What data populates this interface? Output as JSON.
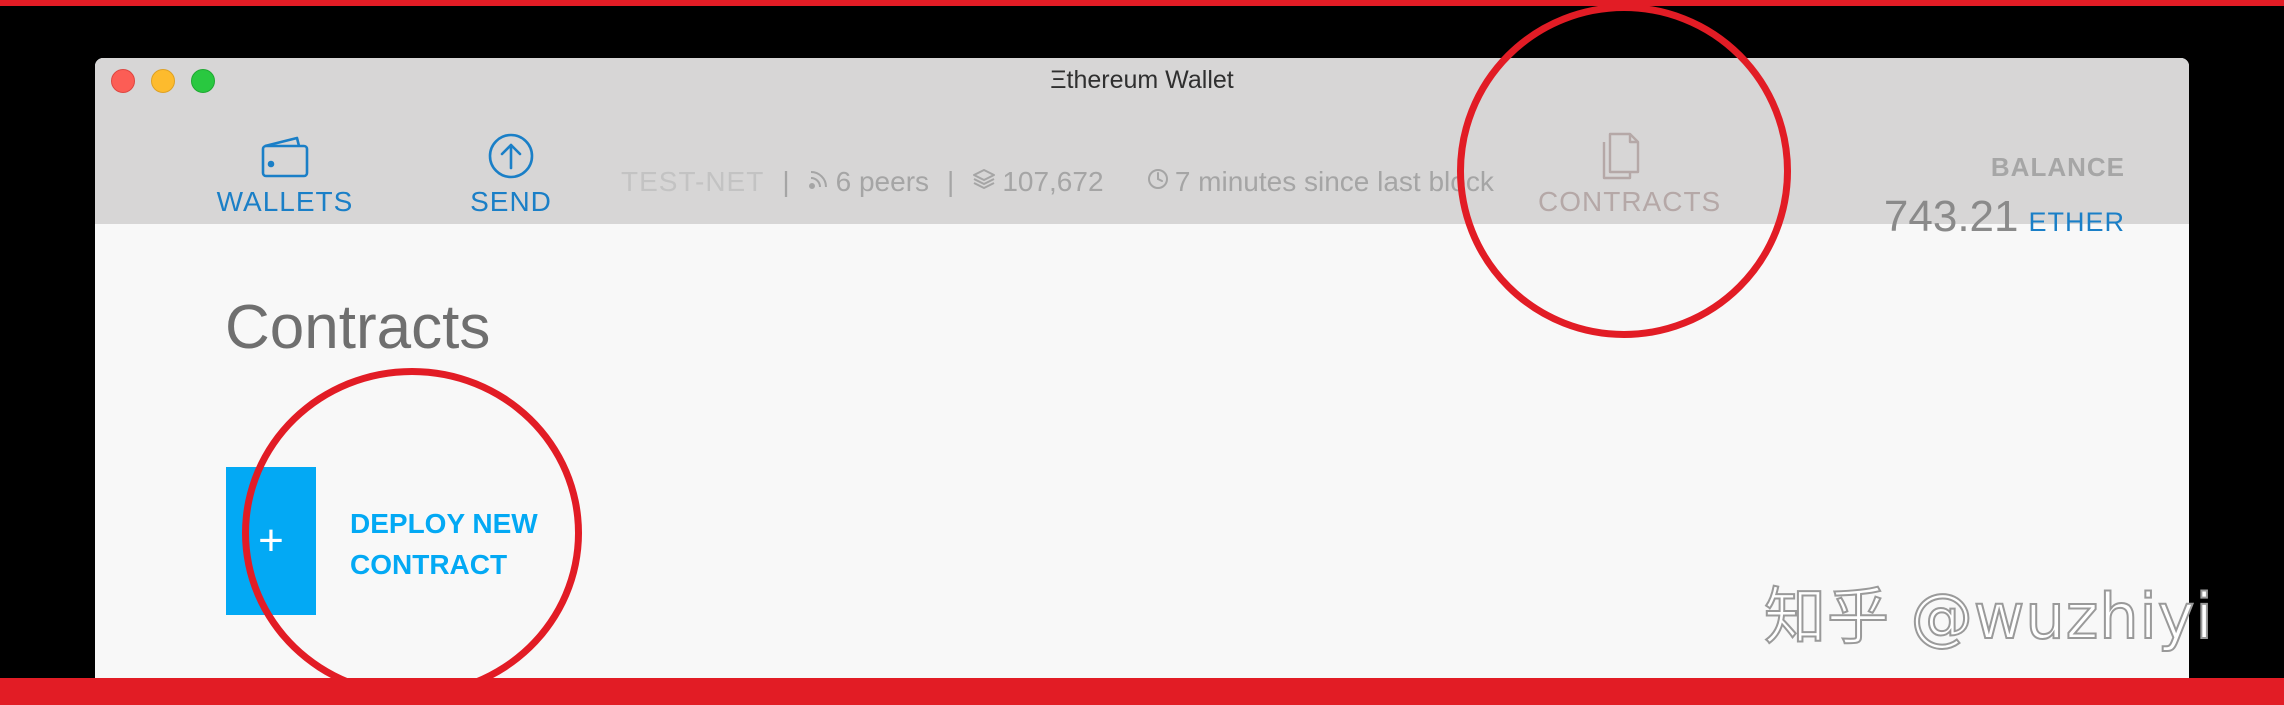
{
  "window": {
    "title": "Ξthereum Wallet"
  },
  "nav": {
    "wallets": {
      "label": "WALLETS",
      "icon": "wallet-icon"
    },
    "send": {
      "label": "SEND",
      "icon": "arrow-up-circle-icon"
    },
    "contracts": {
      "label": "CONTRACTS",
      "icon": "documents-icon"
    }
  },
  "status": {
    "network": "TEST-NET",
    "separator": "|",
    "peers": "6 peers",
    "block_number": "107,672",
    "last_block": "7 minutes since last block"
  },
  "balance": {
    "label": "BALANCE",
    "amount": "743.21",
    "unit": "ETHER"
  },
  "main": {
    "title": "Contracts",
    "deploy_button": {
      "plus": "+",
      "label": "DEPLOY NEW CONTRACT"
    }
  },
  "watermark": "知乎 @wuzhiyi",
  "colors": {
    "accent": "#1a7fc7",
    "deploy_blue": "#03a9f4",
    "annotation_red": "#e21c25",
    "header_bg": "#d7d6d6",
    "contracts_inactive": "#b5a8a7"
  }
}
__________
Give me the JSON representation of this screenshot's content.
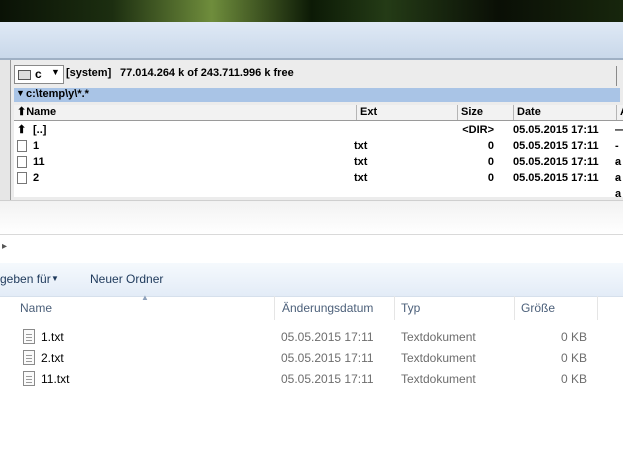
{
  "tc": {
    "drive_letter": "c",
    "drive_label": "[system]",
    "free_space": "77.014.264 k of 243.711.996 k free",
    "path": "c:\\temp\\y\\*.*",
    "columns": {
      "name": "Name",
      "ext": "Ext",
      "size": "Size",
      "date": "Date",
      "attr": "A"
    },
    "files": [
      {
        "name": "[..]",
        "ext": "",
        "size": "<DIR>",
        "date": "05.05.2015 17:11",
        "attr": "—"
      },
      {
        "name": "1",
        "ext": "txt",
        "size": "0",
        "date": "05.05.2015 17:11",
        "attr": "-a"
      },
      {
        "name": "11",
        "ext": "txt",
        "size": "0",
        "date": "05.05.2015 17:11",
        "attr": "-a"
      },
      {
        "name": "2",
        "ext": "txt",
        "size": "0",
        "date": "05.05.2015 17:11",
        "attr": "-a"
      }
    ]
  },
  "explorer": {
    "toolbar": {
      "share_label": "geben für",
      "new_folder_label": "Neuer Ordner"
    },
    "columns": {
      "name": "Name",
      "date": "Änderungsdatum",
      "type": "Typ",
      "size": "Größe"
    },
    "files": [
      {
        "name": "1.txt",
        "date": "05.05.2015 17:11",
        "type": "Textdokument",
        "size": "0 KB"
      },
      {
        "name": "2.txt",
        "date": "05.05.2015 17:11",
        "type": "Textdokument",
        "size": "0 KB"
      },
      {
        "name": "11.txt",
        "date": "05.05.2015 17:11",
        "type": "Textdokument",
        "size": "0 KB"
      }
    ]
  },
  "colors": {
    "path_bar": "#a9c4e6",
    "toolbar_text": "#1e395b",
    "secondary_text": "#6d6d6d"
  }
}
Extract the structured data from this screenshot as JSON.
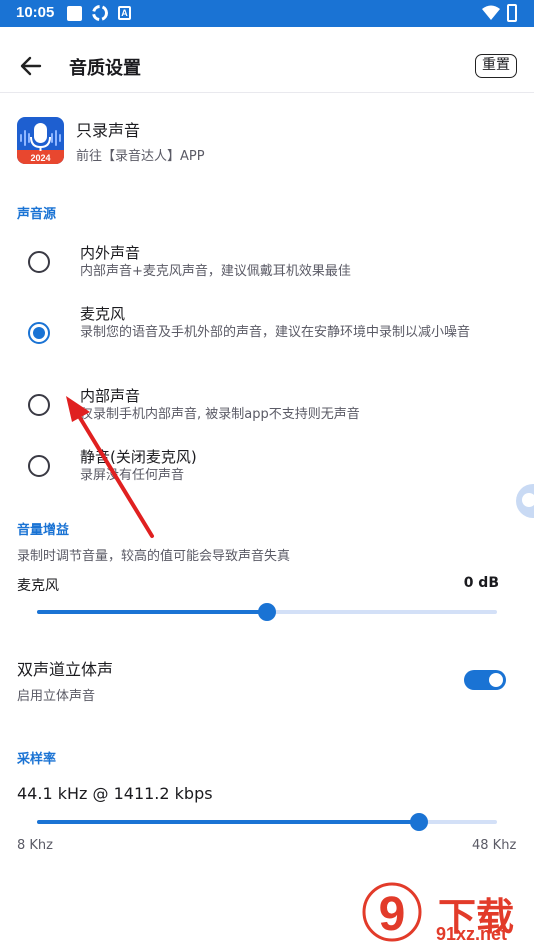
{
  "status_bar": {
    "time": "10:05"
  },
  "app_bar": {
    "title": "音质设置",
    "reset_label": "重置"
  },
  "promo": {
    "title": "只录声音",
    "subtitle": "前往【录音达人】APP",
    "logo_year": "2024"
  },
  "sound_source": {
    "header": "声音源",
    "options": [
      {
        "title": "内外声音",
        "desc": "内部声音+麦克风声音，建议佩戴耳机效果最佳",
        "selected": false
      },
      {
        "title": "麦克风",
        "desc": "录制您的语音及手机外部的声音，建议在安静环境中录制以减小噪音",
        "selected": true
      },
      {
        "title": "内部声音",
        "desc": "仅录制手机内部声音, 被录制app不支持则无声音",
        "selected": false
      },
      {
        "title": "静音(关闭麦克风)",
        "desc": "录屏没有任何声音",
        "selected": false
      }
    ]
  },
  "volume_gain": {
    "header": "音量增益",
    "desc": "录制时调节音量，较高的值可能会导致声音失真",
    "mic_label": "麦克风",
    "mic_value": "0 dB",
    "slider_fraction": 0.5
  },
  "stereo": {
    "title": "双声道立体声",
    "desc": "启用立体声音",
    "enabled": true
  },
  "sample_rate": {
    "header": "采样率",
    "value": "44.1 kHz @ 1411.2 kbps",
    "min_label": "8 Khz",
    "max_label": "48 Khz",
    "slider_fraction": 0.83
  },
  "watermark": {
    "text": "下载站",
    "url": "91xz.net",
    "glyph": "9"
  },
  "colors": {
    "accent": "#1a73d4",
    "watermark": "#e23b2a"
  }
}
__________
What to work on
Copy all lines from the listing that contain "this".

Finished answer
What data populates this interface? Output as JSON.
Give me the JSON representation of this screenshot's content.
Extract the structured data from this screenshot as JSON.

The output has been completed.